▶ 設問
A: トヨタ自動車の決算記事によると、2008年3月期の連結売上高はいくらか。
B: トヨタ自動車の決算記事を、最後の文の後から書き継げ。

::: 本文抜粋

2008年3月期決算を発表する渡辺捷昭氏
2008年3月期決算を発表する渡辺捷昭氏
[画像のクリックで拡大表示]

 「営業・生産・開発のチームプレーを十分に発揮できた」――トヨタ自動車社長の渡辺捷昭氏は2008年5月8日,都内で開かれた2008年3月期の同社決算発表の席でこう胸を張った。同社の連結決算は,売上高が26兆2892億円,営業利益が2兆2703億円,当期純利益が1兆7178億円で,全項目で過去最高を記録。しかし,それらの前年度比成長率はいずれも鈍化している。2008年3月期の前年度比成長率は,売上高9.8%,営業利益1.4%,当期純利益4.5%。2007年3月期がそれぞれ13.8%,19.2%,19.8%だったのに比べると,特に利益で鈍化している。

 背景にあるのは,円高の影響と原材料価格の高騰だ。中でも原材料価格の高騰は「もはや当社だけの努力で吸収できる域を超えている」(渡辺氏)。それでもなんとか増益につなげられたのは,原価低減(VI)活動の成果によるところが大きい。2005年から本格化した同活動は,2008年2月にフルモデルチェンジしたクラウンから特に大きな成果を上げているという。例えば,樹脂部品を設計から見直すことで材料使用量を30%以上低減したり,それまで600種類使用していた鋼板の種類を2割削減して合理化を図ったりした。今後はこれを他の車種にも展開していくという。

 成長率鈍化の要因はほかにもある。販売台数の伸びの低迷だ。同社の2008年3月期販売台数は,日本で前年度比で8万5000台減少したものの,アジアで同16万7000台増,中南米・中近東などの「その他」で同23万1000台増となり,全体でも前年度の852万4000台から891万3000台に増えた。ただし,成長率にすると4.5%。2007年3月期の6.8%に比べて下がっている。

::::::
::: データ一覧

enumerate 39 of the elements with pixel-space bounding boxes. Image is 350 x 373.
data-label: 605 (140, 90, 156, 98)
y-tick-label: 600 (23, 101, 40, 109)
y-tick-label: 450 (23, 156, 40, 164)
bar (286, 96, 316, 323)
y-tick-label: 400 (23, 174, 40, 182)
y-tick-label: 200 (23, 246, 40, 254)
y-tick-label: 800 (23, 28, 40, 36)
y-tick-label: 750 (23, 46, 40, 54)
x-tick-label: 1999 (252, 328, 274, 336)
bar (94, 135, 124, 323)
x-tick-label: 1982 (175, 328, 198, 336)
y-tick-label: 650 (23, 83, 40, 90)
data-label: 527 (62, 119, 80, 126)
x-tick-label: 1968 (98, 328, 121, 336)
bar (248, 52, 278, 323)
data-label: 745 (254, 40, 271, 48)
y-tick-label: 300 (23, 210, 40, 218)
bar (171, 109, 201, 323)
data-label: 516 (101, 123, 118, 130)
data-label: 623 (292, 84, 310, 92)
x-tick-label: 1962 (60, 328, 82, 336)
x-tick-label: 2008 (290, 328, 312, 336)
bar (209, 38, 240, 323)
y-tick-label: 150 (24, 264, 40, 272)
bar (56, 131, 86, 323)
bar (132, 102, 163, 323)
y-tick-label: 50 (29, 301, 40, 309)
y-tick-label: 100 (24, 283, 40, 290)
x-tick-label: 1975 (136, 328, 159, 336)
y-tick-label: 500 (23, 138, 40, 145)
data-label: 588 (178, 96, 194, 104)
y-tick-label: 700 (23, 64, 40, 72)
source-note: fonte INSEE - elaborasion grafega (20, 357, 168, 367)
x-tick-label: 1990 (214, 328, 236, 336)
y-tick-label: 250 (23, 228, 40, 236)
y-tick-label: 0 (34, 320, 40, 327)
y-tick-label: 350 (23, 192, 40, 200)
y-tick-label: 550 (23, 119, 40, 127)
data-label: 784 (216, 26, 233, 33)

::::::

▶ 解答例
A: 26兆2892億円。

B:
 その理由の一つが,海外市場を取り巻く環境の急激な変化だ。渡辺氏も「サブプライムに端を発するアメリカ経済の低迷,欧州経済の低迷の予兆,資源・新興国市場の急拡大により,市場の構成が著しく変化している」とする。同社は,現地生産体制をすばやく確立することで為替変動の影響を最少化し,原価低減を図ってきたが,「資源・新興国市場の成長は,現地生産体制の増強スピードを上回る速さだ」(同氏)という。市場の変化に合わせていかに現地の生産体制も変動させるかが今後の課題になりそうだ。

 また,成長が低迷する先進国市場における対策について,渡辺氏は「環境」をキーワードに上げた。ハイブリッド車の国内外の販売台数は2008年3月までで141万台。需要が急速に高まっていることを例に挙げて「環境は顧客が求める『性能』の一つになった。年内には超高効率で高燃費を売りにした『iQ』を市場に投入し,新たな市場の創造を狙う」と渡辺氏は意気込む。

 2009年3月期の見通しは,売上高が25兆円,営業利益は1兆6000億円,当期純利益は1兆2500億円。それぞれ前年度比4.9%減,29.5%減,27.2%減の厳しい予測を打ち出した。